> _What you will do_: Below, find each line holding "xlabel" and state how many there are, using the number alone.

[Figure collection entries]

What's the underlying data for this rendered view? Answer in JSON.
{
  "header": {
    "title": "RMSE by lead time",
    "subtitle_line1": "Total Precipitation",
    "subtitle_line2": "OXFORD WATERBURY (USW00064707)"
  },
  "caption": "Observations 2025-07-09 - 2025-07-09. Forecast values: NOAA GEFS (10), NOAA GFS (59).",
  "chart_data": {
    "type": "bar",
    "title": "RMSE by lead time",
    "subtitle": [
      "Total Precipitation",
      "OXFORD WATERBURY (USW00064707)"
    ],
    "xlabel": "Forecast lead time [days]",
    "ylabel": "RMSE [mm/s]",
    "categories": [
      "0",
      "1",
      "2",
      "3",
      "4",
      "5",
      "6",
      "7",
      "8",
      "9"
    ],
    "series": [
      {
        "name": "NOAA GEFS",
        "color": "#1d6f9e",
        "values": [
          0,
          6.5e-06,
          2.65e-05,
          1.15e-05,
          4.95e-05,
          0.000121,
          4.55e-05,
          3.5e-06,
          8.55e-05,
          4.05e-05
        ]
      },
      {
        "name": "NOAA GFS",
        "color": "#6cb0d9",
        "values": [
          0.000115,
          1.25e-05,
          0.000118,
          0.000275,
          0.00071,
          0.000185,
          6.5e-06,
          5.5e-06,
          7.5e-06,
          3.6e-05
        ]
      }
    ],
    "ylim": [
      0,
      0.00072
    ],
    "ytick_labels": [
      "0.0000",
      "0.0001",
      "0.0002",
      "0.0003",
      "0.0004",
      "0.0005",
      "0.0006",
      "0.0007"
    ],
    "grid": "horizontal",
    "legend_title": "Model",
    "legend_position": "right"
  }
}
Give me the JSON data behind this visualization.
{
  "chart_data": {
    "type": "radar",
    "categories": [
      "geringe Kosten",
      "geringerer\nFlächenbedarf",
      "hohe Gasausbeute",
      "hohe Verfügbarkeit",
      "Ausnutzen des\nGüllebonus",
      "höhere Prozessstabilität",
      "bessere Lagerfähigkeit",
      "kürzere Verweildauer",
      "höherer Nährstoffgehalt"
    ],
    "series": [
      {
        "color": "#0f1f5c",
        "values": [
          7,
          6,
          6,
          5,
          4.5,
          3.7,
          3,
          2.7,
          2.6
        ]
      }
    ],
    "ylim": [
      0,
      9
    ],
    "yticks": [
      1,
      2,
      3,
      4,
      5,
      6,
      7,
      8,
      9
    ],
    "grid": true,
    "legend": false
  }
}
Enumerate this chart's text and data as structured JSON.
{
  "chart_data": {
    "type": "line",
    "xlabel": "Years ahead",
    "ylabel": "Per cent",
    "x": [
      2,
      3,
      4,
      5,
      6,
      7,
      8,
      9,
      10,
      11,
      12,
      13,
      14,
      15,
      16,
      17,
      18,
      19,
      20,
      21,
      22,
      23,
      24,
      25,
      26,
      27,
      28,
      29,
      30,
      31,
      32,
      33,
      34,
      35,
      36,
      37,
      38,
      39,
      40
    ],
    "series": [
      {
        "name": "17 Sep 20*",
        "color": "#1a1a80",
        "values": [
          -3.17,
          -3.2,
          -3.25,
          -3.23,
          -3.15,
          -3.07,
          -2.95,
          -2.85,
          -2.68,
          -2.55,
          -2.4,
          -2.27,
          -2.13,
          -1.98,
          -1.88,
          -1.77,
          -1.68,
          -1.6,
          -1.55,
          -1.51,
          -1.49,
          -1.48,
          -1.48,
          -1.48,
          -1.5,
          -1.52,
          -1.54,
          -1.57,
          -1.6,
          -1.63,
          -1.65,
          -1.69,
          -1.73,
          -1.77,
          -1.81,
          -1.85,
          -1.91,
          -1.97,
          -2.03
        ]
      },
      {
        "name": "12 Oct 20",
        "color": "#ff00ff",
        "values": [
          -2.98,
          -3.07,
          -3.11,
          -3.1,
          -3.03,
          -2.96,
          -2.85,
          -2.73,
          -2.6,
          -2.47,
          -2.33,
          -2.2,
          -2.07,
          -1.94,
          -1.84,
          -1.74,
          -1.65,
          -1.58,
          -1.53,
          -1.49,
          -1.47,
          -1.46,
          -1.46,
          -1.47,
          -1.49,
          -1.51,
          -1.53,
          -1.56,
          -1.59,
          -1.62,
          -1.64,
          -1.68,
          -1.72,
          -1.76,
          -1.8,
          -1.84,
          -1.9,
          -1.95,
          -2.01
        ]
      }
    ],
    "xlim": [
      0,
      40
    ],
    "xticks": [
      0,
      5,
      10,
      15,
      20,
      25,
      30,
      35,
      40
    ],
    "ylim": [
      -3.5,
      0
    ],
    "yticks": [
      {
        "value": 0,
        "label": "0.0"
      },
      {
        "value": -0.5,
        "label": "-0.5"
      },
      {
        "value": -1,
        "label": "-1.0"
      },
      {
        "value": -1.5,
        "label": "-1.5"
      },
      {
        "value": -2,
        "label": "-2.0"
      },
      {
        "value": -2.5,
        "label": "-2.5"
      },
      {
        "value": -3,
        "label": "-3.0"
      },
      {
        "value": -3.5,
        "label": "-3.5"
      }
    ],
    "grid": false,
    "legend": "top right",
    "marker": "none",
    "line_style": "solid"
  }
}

> _Solution for this exercise_: 2